→ Task goal
Return only the number of lines that hold "Budget".

→ Records
===
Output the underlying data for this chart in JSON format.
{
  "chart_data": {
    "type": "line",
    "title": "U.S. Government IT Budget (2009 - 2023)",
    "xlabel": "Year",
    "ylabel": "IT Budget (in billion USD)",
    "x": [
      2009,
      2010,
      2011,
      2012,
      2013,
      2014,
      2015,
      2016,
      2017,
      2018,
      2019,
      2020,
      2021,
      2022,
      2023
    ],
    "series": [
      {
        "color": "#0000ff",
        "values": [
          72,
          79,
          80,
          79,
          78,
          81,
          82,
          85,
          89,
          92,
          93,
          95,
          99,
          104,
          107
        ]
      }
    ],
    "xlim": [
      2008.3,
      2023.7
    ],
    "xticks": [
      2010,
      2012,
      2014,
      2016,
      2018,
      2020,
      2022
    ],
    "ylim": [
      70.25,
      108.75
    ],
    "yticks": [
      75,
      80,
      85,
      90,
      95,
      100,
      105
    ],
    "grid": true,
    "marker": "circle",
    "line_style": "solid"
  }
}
===
→ Exercise output
2